### [Material for the task]
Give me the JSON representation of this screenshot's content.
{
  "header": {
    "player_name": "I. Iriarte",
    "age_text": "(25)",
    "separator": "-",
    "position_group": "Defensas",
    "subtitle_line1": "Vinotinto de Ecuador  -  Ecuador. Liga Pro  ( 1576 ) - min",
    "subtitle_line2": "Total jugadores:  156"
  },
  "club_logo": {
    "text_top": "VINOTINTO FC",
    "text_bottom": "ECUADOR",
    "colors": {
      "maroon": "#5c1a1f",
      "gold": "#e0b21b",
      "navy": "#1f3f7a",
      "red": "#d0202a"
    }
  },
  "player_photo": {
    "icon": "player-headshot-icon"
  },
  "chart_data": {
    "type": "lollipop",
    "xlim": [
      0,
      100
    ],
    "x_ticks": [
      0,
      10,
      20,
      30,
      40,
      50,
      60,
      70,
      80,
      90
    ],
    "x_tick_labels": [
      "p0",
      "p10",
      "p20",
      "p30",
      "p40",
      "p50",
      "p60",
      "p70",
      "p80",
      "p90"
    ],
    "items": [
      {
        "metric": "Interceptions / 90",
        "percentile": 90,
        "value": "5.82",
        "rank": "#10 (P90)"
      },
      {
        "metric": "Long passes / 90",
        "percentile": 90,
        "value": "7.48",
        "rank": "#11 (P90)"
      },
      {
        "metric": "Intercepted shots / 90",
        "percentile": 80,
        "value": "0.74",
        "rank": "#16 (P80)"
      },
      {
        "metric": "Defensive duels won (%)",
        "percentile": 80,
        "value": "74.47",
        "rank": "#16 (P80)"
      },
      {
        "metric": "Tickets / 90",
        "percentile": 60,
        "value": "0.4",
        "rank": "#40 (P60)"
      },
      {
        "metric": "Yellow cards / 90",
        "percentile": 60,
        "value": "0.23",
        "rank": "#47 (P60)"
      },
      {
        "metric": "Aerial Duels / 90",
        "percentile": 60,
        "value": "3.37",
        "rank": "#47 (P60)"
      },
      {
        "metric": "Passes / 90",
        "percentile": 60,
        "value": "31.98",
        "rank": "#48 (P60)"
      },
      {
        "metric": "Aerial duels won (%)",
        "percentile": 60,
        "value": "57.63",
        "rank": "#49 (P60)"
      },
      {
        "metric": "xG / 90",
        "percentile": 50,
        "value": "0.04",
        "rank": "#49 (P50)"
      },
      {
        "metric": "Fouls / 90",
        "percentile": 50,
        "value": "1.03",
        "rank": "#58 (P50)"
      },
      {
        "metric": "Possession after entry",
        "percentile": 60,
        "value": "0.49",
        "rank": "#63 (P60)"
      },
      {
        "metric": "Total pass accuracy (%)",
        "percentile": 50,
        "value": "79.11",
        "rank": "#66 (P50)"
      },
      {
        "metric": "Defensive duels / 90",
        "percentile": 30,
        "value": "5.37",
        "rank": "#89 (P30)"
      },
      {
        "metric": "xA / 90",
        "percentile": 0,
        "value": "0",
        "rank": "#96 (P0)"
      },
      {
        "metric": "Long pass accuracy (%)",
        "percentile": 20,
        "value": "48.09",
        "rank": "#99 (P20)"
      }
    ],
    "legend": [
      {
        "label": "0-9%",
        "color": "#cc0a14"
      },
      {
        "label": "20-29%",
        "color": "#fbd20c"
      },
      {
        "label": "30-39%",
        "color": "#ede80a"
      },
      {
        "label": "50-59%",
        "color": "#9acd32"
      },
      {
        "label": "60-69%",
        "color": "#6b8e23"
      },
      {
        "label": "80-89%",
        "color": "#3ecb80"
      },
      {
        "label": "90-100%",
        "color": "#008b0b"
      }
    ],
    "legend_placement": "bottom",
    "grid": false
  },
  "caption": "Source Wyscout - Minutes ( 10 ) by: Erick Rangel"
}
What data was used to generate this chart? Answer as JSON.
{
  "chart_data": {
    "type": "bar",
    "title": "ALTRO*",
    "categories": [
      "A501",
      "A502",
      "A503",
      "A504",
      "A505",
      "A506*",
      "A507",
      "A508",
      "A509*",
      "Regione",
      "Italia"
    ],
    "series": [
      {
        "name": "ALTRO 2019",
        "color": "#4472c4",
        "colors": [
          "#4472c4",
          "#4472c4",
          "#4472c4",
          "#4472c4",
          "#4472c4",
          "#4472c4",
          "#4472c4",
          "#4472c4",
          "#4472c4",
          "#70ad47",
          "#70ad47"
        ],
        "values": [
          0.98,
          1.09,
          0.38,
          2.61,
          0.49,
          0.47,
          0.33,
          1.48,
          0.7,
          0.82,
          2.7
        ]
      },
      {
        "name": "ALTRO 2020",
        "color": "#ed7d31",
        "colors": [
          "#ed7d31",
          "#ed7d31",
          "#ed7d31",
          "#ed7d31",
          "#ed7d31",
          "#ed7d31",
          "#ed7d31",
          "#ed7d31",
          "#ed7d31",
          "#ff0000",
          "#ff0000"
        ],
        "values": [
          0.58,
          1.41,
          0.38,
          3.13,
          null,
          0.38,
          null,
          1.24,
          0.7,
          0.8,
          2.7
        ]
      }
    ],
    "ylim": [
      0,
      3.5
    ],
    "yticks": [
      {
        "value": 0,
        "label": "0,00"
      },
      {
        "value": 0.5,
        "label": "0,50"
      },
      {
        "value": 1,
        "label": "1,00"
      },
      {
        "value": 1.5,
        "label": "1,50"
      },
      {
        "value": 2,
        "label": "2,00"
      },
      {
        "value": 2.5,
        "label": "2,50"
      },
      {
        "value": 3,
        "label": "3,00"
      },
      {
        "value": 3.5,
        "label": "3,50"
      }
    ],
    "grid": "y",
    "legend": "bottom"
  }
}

### [Short exercise]
Make an exact copy of every line in the data.

### [Correct output]
Give me the JSON representation of this screenshot's content.
{
  "header": {
    "player_name": "I. Iriarte",
    "age_text": "(25)",
    "separator": "-",
    "position_group": "Defensas",
    "subtitle_line1": "Vinotinto de Ecuador  -  Ecuador. Liga Pro  ( 1576 ) - min",
    "subtitle_line2": "Total jugadores:  156"
  },
  "club_logo": {
    "text_top": "VINOTINTO FC",
    "text_bottom": "ECUADOR",
    "colors": {
      "maroon": "#5c1a1f",
      "gold": "#e0b21b",
      "navy": "#1f3f7a",
      "red": "#d0202a"
    }
  },
  "player_photo": {
    "icon": "player-headshot-icon"
  },
  "chart_data": {
    "type": "lollipop",
    "xlim": [
      0,
      100
    ],
    "x_ticks": [
      0,
      10,
      20,
      30,
      40,
      50,
      60,
      70,
      80,
      90
    ],
    "x_tick_labels": [
      "p0",
      "p10",
      "p20",
      "p30",
      "p40",
      "p50",
      "p60",
      "p70",
      "p80",
      "p90"
    ],
    "items": [
      {
        "metric": "Interceptions / 90",
        "percentile": 90,
        "value": "5.82",
        "rank": "#10 (P90)"
      },
      {
        "metric": "Long passes / 90",
        "percentile": 90,
        "value": "7.48",
        "rank": "#11 (P90)"
      },
      {
        "metric": "Intercepted shots / 90",
        "percentile": 80,
        "value": "0.74",
        "rank": "#16 (P80)"
      },
      {
        "metric": "Defensive duels won (%)",
        "percentile": 80,
        "value": "74.47",
        "rank": "#16 (P80)"
      },
      {
        "metric": "Tickets / 90",
        "percentile": 60,
        "value": "0.4",
        "rank": "#40 (P60)"
      },
      {
        "metric": "Yellow cards / 90",
        "percentile": 60,
        "value": "0.23",
        "rank": "#47 (P60)"
      },
      {
        "metric": "Aerial Duels / 90",
        "percentile": 60,
        "value": "3.37",
        "rank": "#47 (P60)"
      },
      {
        "metric": "Passes / 90",
        "percentile": 60,
        "value": "31.98",
        "rank": "#48 (P60)"
      },
      {
        "metric": "Aerial duels won (%)",
        "percentile": 60,
        "value": "57.63",
        "rank": "#49 (P60)"
      },
      {
        "metric": "xG / 90",
        "percentile": 50,
        "value": "0.04",
        "rank": "#49 (P50)"
      },
      {
        "metric": "Fouls / 90",
        "percentile": 50,
        "value": "1.03",
        "rank": "#58 (P50)"
      },
      {
        "metric": "Possession after entry",
        "percentile": 60,
        "value": "0.49",
        "rank": "#63 (P60)"
      },
      {
        "metric": "Total pass accuracy (%)",
        "percentile": 50,
        "value": "79.11",
        "rank": "#66 (P50)"
      },
      {
        "metric": "Defensive duels / 90",
        "percentile": 30,
        "value": "5.37",
        "rank": "#89 (P30)"
      },
      {
        "metric": "xA / 90",
        "percentile": 0,
        "value": "0",
        "rank": "#96 (P0)"
      },
      {
        "metric": "Long pass accuracy (%)",
        "percentile": 20,
        "value": "48.09",
        "rank": "#99 (P20)"
      }
    ],
    "legend": [
      {
        "label": "0-9%",
        "color": "#cc0a14"
      },
      {
        "label": "20-29%",
        "color": "#fbd20c"
      },
      {
        "label": "30-39%",
        "color": "#ede80a"
      },
      {
        "label": "50-59%",
        "color": "#9acd32"
      },
      {
        "label": "60-69%",
        "color": "#6b8e23"
      },
      {
        "label": "80-89%",
        "color": "#3ecb80"
      },
      {
        "label": "90-100%",
        "color": "#008b0b"
      }
    ],
    "legend_placement": "bottom",
    "grid": false
  },
  "caption": "Source Wyscout - Minutes ( 10 ) by: Erick Rangel"
}
What data was used to generate this chart? Answer as JSON.
{
  "chart_data": {
    "type": "bar",
    "title": "ALTRO*",
    "categories": [
      "A501",
      "A502",
      "A503",
      "A504",
      "A505",
      "A506*",
      "A507",
      "A508",
      "A509*",
      "Regione",
      "Italia"
    ],
    "series": [
      {
        "name": "ALTRO 2019",
        "color": "#4472c4",
        "colors": [
          "#4472c4",
          "#4472c4",
          "#4472c4",
          "#4472c4",
          "#4472c4",
          "#4472c4",
          "#4472c4",
          "#4472c4",
          "#4472c4",
          "#70ad47",
          "#70ad47"
        ],
        "values": [
          0.98,
          1.09,
          0.38,
          2.61,
          0.49,
          0.47,
          0.33,
          1.48,
          0.7,
          0.82,
          2.7
        ]
      },
      {
        "name": "ALTRO 2020",
        "color": "#ed7d31",
        "colors": [
          "#ed7d31",
          "#ed7d31",
          "#ed7d31",
          "#ed7d31",
          "#ed7d31",
          "#ed7d31",
          "#ed7d31",
          "#ed7d31",
          "#ed7d31",
          "#ff0000",
          "#ff0000"
        ],
        "values": [
          0.58,
          1.41,
          0.38,
          3.13,
          null,
          0.38,
          null,
          1.24,
          0.7,
          0.8,
          2.7
        ]
      }
    ],
    "ylim": [
      0,
      3.5
    ],
    "yticks": [
      {
        "value": 0,
        "label": "0,00"
      },
      {
        "value": 0.5,
        "label": "0,50"
      },
      {
        "value": 1,
        "label": "1,00"
      },
      {
        "value": 1.5,
        "label": "1,50"
      },
      {
        "value": 2,
        "label": "2,00"
      },
      {
        "value": 2.5,
        "label": "2,50"
      },
      {
        "value": 3,
        "label": "3,00"
      },
      {
        "value": 3.5,
        "label": "3,50"
      }
    ],
    "grid": "y",
    "legend": "bottom"
  }
}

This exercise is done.